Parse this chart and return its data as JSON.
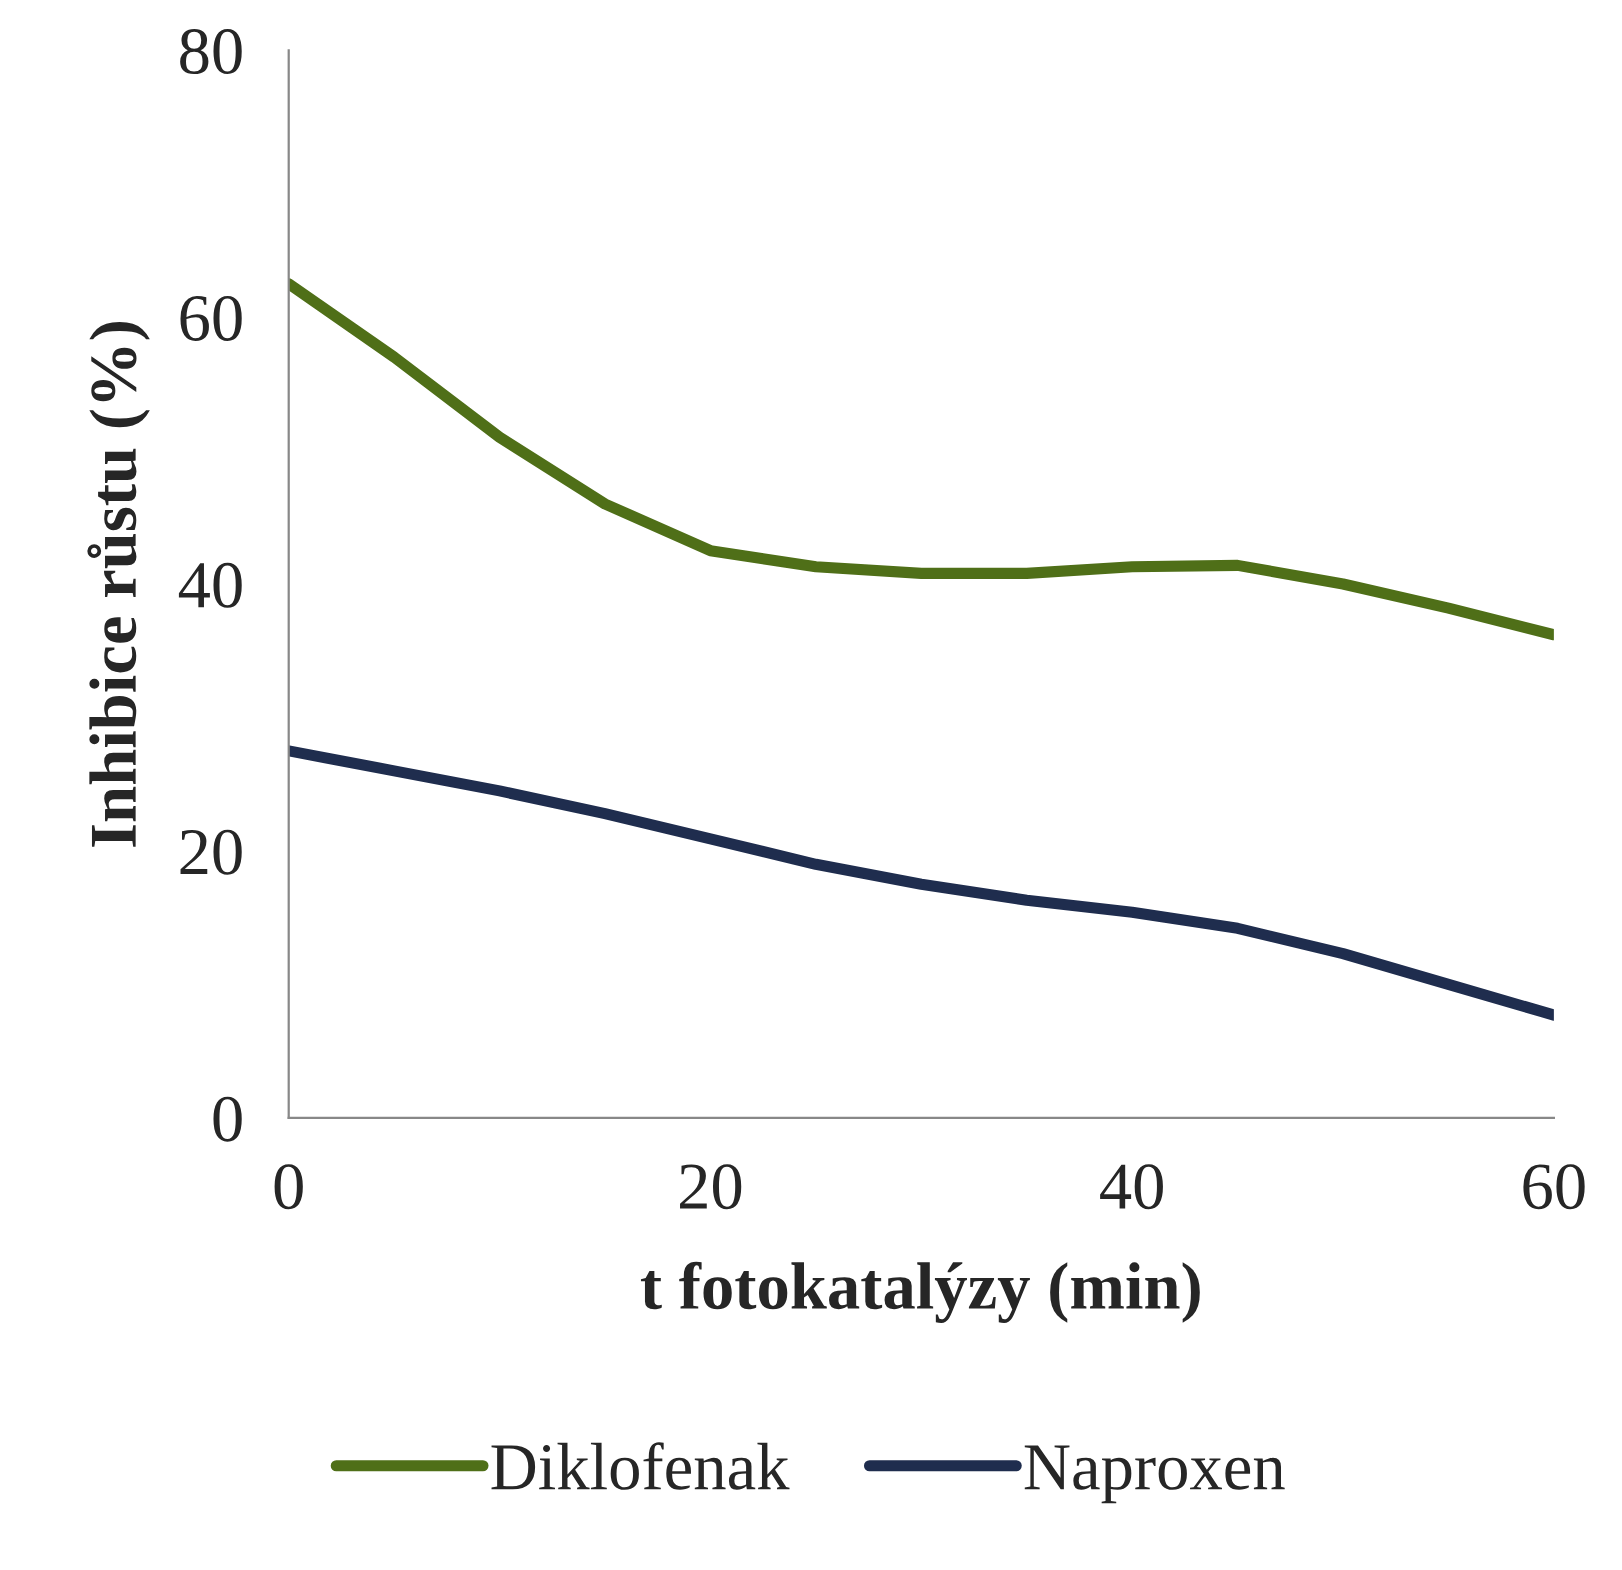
{
  "chart_data": {
    "type": "line",
    "xlabel": "t fotokatalýzy (min)",
    "ylabel": "Inhibice růstu (%)",
    "x": [
      0,
      5,
      10,
      15,
      20,
      25,
      30,
      35,
      40,
      45,
      50,
      55,
      60
    ],
    "series": [
      {
        "name": "Diklofenak",
        "color": "#4f6f18",
        "values": [
          62.5,
          57,
          51,
          46,
          42.5,
          41.3,
          40.8,
          40.8,
          41.3,
          41.4,
          40,
          38.2,
          36.2
        ]
      },
      {
        "name": "Naproxen",
        "color": "#1f2d4e",
        "values": [
          27.5,
          26,
          24.5,
          22.8,
          20.9,
          19,
          17.5,
          16.3,
          15.4,
          14.2,
          12.3,
          10,
          7.7
        ]
      }
    ],
    "xlim": [
      0,
      60
    ],
    "xticks": [
      0,
      20,
      40,
      60
    ],
    "ylim": [
      0,
      80
    ],
    "yticks": [
      0,
      20,
      40,
      60,
      80
    ],
    "grid": false,
    "legend": "bottom",
    "marker": "none",
    "line_style": "solid"
  }
}
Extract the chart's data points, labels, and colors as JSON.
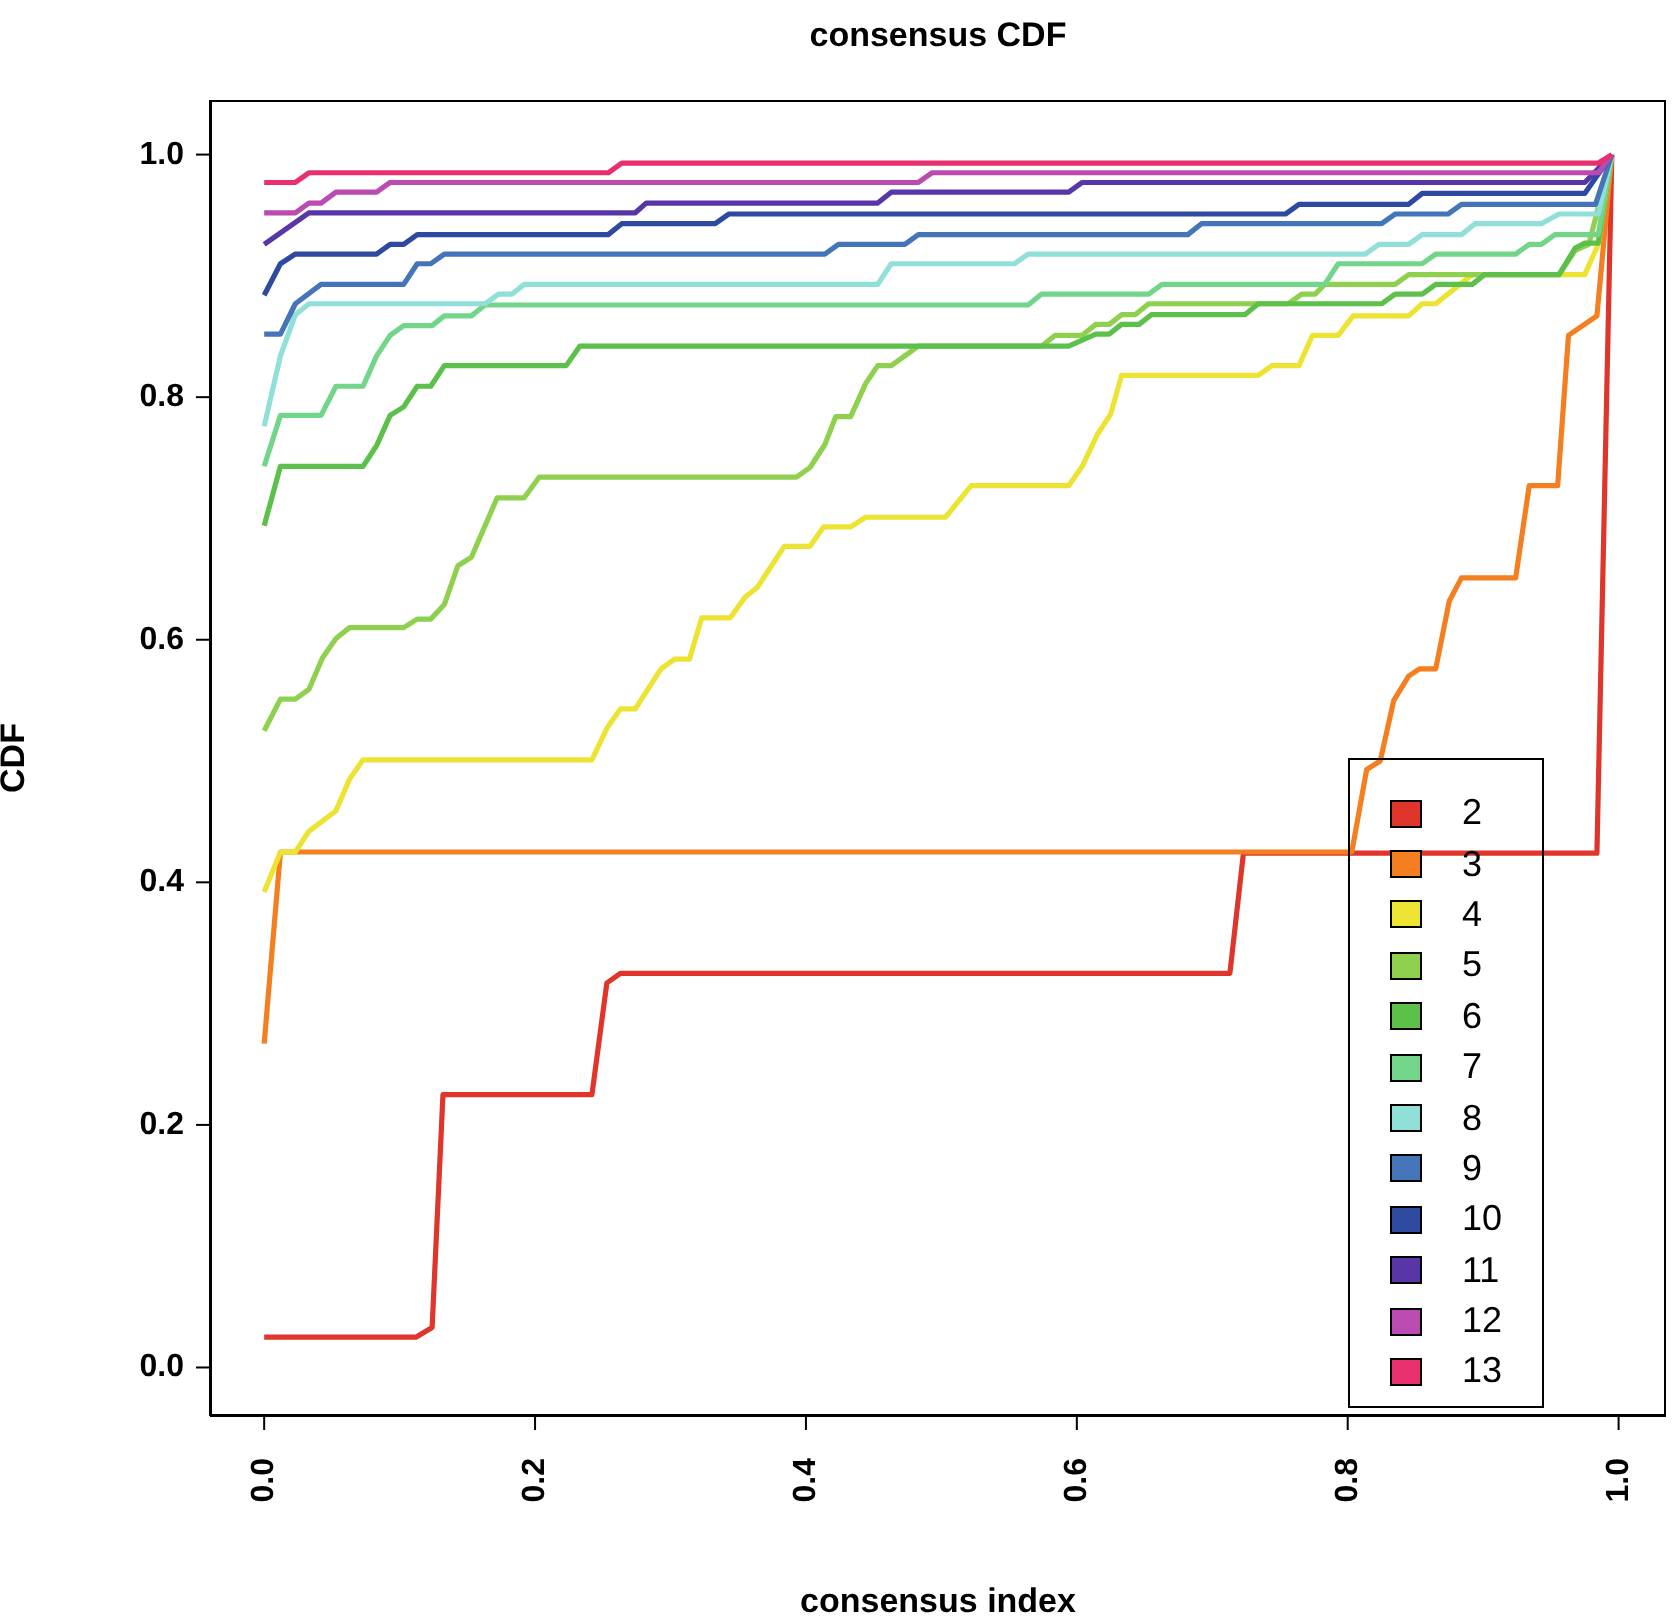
{
  "chart_data": {
    "type": "line",
    "title": "consensus CDF",
    "xlabel": "consensus index",
    "ylabel": "CDF",
    "xlim": [
      -0.04,
      1.035
    ],
    "ylim": [
      -0.04,
      1.045
    ],
    "xticks": [
      {
        "value": 0,
        "label": "0.0"
      },
      {
        "value": 0.2,
        "label": "0.2"
      },
      {
        "value": 0.4,
        "label": "0.4"
      },
      {
        "value": 0.6,
        "label": "0.6"
      },
      {
        "value": 0.8,
        "label": "0.8"
      },
      {
        "value": 1,
        "label": "1.0"
      }
    ],
    "yticks": [
      {
        "value": 0,
        "label": "0.0"
      },
      {
        "value": 0.2,
        "label": "0.2"
      },
      {
        "value": 0.4,
        "label": "0.4"
      },
      {
        "value": 0.6,
        "label": "0.6"
      },
      {
        "value": 0.8,
        "label": "0.8"
      },
      {
        "value": 1,
        "label": "1.0"
      }
    ],
    "legend": "bottom right",
    "marker": "none",
    "grid": false,
    "series": [
      {
        "name": "2",
        "color": "#e0352a",
        "x": [
          0,
          0.112,
          0.124,
          0.132,
          0.242,
          0.253,
          0.263,
          0.713,
          0.723,
          0.984,
          0.995
        ],
        "values": [
          0.025,
          0.025,
          0.033,
          0.225,
          0.225,
          0.317,
          0.325,
          0.325,
          0.424,
          0.424,
          1.0
        ]
      },
      {
        "name": "3",
        "color": "#f47f20",
        "x": [
          0,
          0.012,
          0.803,
          0.814,
          0.824,
          0.834,
          0.845,
          0.853,
          0.865,
          0.875,
          0.884,
          0.924,
          0.934,
          0.955,
          0.963,
          0.984,
          0.995
        ],
        "values": [
          0.267,
          0.425,
          0.425,
          0.493,
          0.5,
          0.55,
          0.57,
          0.576,
          0.576,
          0.632,
          0.651,
          0.651,
          0.727,
          0.727,
          0.851,
          0.867,
          1.0
        ]
      },
      {
        "name": "4",
        "color": "#ece332",
        "x": [
          0,
          0.012,
          0.023,
          0.033,
          0.053,
          0.063,
          0.073,
          0.242,
          0.253,
          0.263,
          0.274,
          0.293,
          0.303,
          0.314,
          0.323,
          0.344,
          0.355,
          0.364,
          0.384,
          0.403,
          0.413,
          0.433,
          0.444,
          0.503,
          0.522,
          0.594,
          0.604,
          0.615,
          0.625,
          0.633,
          0.734,
          0.744,
          0.764,
          0.774,
          0.793,
          0.804,
          0.845,
          0.855,
          0.865,
          0.892,
          0.975,
          0.985,
          0.995
        ],
        "values": [
          0.392,
          0.425,
          0.425,
          0.442,
          0.459,
          0.485,
          0.501,
          0.501,
          0.527,
          0.543,
          0.543,
          0.576,
          0.584,
          0.584,
          0.618,
          0.618,
          0.635,
          0.643,
          0.677,
          0.677,
          0.693,
          0.693,
          0.701,
          0.701,
          0.727,
          0.727,
          0.743,
          0.769,
          0.786,
          0.818,
          0.818,
          0.826,
          0.826,
          0.851,
          0.851,
          0.867,
          0.867,
          0.877,
          0.877,
          0.901,
          0.901,
          0.926,
          1.0
        ]
      },
      {
        "name": "5",
        "color": "#8fd14f",
        "x": [
          0,
          0.012,
          0.023,
          0.033,
          0.043,
          0.053,
          0.063,
          0.103,
          0.113,
          0.123,
          0.133,
          0.143,
          0.153,
          0.172,
          0.192,
          0.203,
          0.393,
          0.403,
          0.414,
          0.422,
          0.433,
          0.444,
          0.453,
          0.463,
          0.483,
          0.574,
          0.584,
          0.604,
          0.614,
          0.624,
          0.633,
          0.643,
          0.653,
          0.756,
          0.766,
          0.776,
          0.783,
          0.835,
          0.845,
          0.956,
          0.968,
          0.978,
          0.995
        ],
        "values": [
          0.525,
          0.551,
          0.551,
          0.559,
          0.585,
          0.601,
          0.61,
          0.61,
          0.617,
          0.617,
          0.629,
          0.661,
          0.668,
          0.717,
          0.717,
          0.734,
          0.734,
          0.742,
          0.761,
          0.784,
          0.784,
          0.811,
          0.826,
          0.826,
          0.842,
          0.842,
          0.851,
          0.851,
          0.86,
          0.86,
          0.868,
          0.868,
          0.877,
          0.877,
          0.885,
          0.885,
          0.893,
          0.893,
          0.901,
          0.901,
          0.921,
          0.926,
          1.0
        ]
      },
      {
        "name": "6",
        "color": "#5dc04a",
        "x": [
          0,
          0.012,
          0.073,
          0.083,
          0.093,
          0.103,
          0.113,
          0.123,
          0.133,
          0.223,
          0.233,
          0.594,
          0.614,
          0.624,
          0.633,
          0.646,
          0.655,
          0.724,
          0.734,
          0.825,
          0.835,
          0.855,
          0.865,
          0.892,
          0.901,
          0.956,
          0.968,
          0.975,
          0.985,
          0.995
        ],
        "values": [
          0.694,
          0.743,
          0.743,
          0.76,
          0.785,
          0.792,
          0.809,
          0.809,
          0.826,
          0.826,
          0.842,
          0.842,
          0.852,
          0.852,
          0.86,
          0.86,
          0.868,
          0.868,
          0.877,
          0.877,
          0.885,
          0.885,
          0.893,
          0.893,
          0.901,
          0.901,
          0.923,
          0.927,
          0.927,
          1.0
        ]
      },
      {
        "name": "7",
        "color": "#72d58a",
        "x": [
          0,
          0.012,
          0.042,
          0.053,
          0.073,
          0.083,
          0.093,
          0.103,
          0.124,
          0.133,
          0.153,
          0.163,
          0.564,
          0.574,
          0.653,
          0.663,
          0.783,
          0.793,
          0.855,
          0.865,
          0.924,
          0.934,
          0.943,
          0.953,
          0.985,
          0.995
        ],
        "values": [
          0.743,
          0.785,
          0.785,
          0.809,
          0.809,
          0.834,
          0.851,
          0.859,
          0.859,
          0.867,
          0.867,
          0.876,
          0.876,
          0.885,
          0.885,
          0.893,
          0.893,
          0.91,
          0.91,
          0.918,
          0.918,
          0.926,
          0.926,
          0.934,
          0.934,
          1.0
        ]
      },
      {
        "name": "8",
        "color": "#90e0d9",
        "x": [
          0,
          0.012,
          0.023,
          0.033,
          0.163,
          0.173,
          0.183,
          0.192,
          0.453,
          0.463,
          0.554,
          0.564,
          0.813,
          0.823,
          0.845,
          0.855,
          0.884,
          0.894,
          0.943,
          0.956,
          0.985,
          0.995
        ],
        "values": [
          0.776,
          0.834,
          0.868,
          0.877,
          0.877,
          0.885,
          0.885,
          0.893,
          0.893,
          0.91,
          0.91,
          0.918,
          0.918,
          0.926,
          0.926,
          0.934,
          0.934,
          0.943,
          0.943,
          0.951,
          0.951,
          1.0
        ]
      },
      {
        "name": "9",
        "color": "#4575b9",
        "x": [
          0,
          0.012,
          0.023,
          0.042,
          0.103,
          0.113,
          0.123,
          0.133,
          0.414,
          0.424,
          0.473,
          0.483,
          0.682,
          0.692,
          0.825,
          0.835,
          0.874,
          0.884,
          0.983,
          0.995
        ],
        "values": [
          0.852,
          0.852,
          0.877,
          0.893,
          0.893,
          0.91,
          0.91,
          0.918,
          0.918,
          0.926,
          0.926,
          0.934,
          0.934,
          0.943,
          0.943,
          0.951,
          0.951,
          0.959,
          0.959,
          1.0
        ]
      },
      {
        "name": "10",
        "color": "#2e4aa0",
        "x": [
          0,
          0.012,
          0.023,
          0.083,
          0.093,
          0.103,
          0.113,
          0.254,
          0.264,
          0.333,
          0.343,
          0.754,
          0.764,
          0.845,
          0.855,
          0.975,
          0.995
        ],
        "values": [
          0.884,
          0.91,
          0.918,
          0.918,
          0.926,
          0.926,
          0.934,
          0.934,
          0.943,
          0.943,
          0.951,
          0.951,
          0.959,
          0.959,
          0.968,
          0.968,
          1.0
        ]
      },
      {
        "name": "11",
        "color": "#5936a8",
        "x": [
          0,
          0.033,
          0.274,
          0.282,
          0.453,
          0.463,
          0.594,
          0.604,
          0.975,
          0.995
        ],
        "values": [
          0.926,
          0.952,
          0.952,
          0.96,
          0.96,
          0.969,
          0.969,
          0.977,
          0.977,
          1.0
        ]
      },
      {
        "name": "12",
        "color": "#bb4bb1",
        "x": [
          0,
          0.023,
          0.033,
          0.042,
          0.053,
          0.083,
          0.093,
          0.483,
          0.493,
          0.985,
          0.995
        ],
        "values": [
          0.952,
          0.952,
          0.96,
          0.96,
          0.969,
          0.969,
          0.977,
          0.977,
          0.985,
          0.985,
          1.0
        ]
      },
      {
        "name": "13",
        "color": "#e8306f",
        "x": [
          0,
          0.023,
          0.033,
          0.254,
          0.264,
          0.985,
          0.995
        ],
        "values": [
          0.977,
          0.977,
          0.985,
          0.985,
          0.993,
          0.993,
          1.0
        ]
      }
    ]
  }
}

The task
Pick out each line containing "consensus" and report it.

Response to this exercise
    "title": "consensus CDF",
    "xlabel": "consensus index",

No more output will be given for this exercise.